#### Material provided
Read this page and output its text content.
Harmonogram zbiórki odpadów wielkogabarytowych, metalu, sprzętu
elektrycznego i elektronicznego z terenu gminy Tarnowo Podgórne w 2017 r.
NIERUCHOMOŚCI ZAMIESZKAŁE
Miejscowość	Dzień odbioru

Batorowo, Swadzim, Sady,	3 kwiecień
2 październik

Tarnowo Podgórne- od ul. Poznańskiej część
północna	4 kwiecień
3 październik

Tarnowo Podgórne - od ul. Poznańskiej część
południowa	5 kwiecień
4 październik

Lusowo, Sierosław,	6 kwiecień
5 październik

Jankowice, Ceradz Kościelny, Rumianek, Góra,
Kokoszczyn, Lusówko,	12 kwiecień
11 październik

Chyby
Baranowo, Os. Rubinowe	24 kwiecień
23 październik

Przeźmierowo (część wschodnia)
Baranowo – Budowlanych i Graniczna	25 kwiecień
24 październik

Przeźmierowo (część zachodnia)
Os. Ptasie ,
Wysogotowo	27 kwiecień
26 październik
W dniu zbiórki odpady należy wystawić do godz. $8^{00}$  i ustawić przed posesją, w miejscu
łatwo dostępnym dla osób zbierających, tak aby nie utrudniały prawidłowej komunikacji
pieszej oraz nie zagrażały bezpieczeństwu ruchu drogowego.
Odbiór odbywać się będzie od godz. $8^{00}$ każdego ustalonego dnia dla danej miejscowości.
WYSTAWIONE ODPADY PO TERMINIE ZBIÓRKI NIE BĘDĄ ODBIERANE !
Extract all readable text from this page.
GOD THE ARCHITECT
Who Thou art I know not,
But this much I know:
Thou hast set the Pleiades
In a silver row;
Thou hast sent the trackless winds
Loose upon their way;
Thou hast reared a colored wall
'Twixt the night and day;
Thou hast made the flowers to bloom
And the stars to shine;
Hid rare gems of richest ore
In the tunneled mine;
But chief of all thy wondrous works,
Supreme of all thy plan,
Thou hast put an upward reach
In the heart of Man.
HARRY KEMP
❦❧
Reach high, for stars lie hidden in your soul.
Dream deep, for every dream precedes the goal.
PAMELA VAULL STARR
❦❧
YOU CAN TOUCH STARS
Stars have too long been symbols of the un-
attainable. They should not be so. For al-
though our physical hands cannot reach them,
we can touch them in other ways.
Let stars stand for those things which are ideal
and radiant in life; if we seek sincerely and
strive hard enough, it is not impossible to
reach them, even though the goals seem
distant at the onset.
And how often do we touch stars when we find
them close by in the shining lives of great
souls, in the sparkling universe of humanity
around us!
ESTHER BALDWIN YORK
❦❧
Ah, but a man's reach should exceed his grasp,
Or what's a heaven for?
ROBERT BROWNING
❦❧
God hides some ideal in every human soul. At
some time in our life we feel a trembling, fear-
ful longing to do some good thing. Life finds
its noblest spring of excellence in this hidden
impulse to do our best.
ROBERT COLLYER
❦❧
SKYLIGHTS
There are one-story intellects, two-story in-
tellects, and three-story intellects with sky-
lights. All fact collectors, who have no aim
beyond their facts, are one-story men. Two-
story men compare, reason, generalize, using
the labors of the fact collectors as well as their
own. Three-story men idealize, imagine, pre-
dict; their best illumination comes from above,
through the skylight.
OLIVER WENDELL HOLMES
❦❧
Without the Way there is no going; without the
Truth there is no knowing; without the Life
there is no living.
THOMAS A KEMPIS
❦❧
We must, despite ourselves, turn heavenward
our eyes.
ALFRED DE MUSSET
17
########
● Given instruction
Repeat the listing in full, keeping every line exactly as it is.

● Solved exercise
Read this page and output its text content.
Harmonogram zbiórki odpadów wielkogabarytowych, metalu, sprzętu
elektrycznego i elektronicznego z terenu gminy Tarnowo Podgórne w 2017 r.
NIERUCHOMOŚCI ZAMIESZKAŁE
Miejscowość	Dzień odbioru

Batorowo, Swadzim, Sady,	3 kwiecień
2 październik

Tarnowo Podgórne- od ul. Poznańskiej część
północna	4 kwiecień
3 październik

Tarnowo Podgórne - od ul. Poznańskiej część
południowa	5 kwiecień
4 październik

Lusowo, Sierosław,	6 kwiecień
5 październik

Jankowice, Ceradz Kościelny, Rumianek, Góra,
Kokoszczyn, Lusówko,	12 kwiecień
11 październik

Chyby
Baranowo, Os. Rubinowe	24 kwiecień
23 październik

Przeźmierowo (część wschodnia)
Baranowo – Budowlanych i Graniczna	25 kwiecień
24 październik

Przeźmierowo (część zachodnia)
Os. Ptasie ,
Wysogotowo	27 kwiecień
26 październik
W dniu zbiórki odpady należy wystawić do godz. $8^{00}$  i ustawić przed posesją, w miejscu
łatwo dostępnym dla osób zbierających, tak aby nie utrudniały prawidłowej komunikacji
pieszej oraz nie zagrażały bezpieczeństwu ruchu drogowego.
Odbiór odbywać się będzie od godz. $8^{00}$ każdego ustalonego dnia dla danej miejscowości.
WYSTAWIONE ODPADY PO TERMINIE ZBIÓRKI NIE BĘDĄ ODBIERANE !
Extract all readable text from this page.
GOD THE ARCHITECT
Who Thou art I know not,
But this much I know:
Thou hast set the Pleiades
In a silver row;
Thou hast sent the trackless winds
Loose upon their way;
Thou hast reared a colored wall
'Twixt the night and day;
Thou hast made the flowers to bloom
And the stars to shine;
Hid rare gems of richest ore
In the tunneled mine;
But chief of all thy wondrous works,
Supreme of all thy plan,
Thou hast put an upward reach
In the heart of Man.
HARRY KEMP
❦❧
Reach high, for stars lie hidden in your soul.
Dream deep, for every dream precedes the goal.
PAMELA VAULL STARR
❦❧
YOU CAN TOUCH STARS
Stars have too long been symbols of the un-
attainable. They should not be so. For al-
though our physical hands cannot reach them,
we can touch them in other ways.
Let stars stand for those things which are ideal
and radiant in life; if we seek sincerely and
strive hard enough, it is not impossible to
reach them, even though the goals seem
distant at the onset.
And how often do we touch stars when we find
them close by in the shining lives of great
souls, in the sparkling universe of humanity
around us!
ESTHER BALDWIN YORK
❦❧
Ah, but a man's reach should exceed his grasp,
Or what's a heaven for?
ROBERT BROWNING
❦❧
God hides some ideal in every human soul. At
some time in our life we feel a trembling, fear-
ful longing to do some good thing. Life finds
its noblest spring of excellence in this hidden
impulse to do our best.
ROBERT COLLYER
❦❧
SKYLIGHTS
There are one-story intellects, two-story in-
tellects, and three-story intellects with sky-
lights. All fact collectors, who have no aim
beyond their facts, are one-story men. Two-
story men compare, reason, generalize, using
the labors of the fact collectors as well as their
own. Three-story men idealize, imagine, pre-
dict; their best illumination comes from above,
through the skylight.
OLIVER WENDELL HOLMES
❦❧
Without the Way there is no going; without the
Truth there is no knowing; without the Life
there is no living.
THOMAS A KEMPIS
❦❧
We must, despite ourselves, turn heavenward
our eyes.
ALFRED DE MUSSET
17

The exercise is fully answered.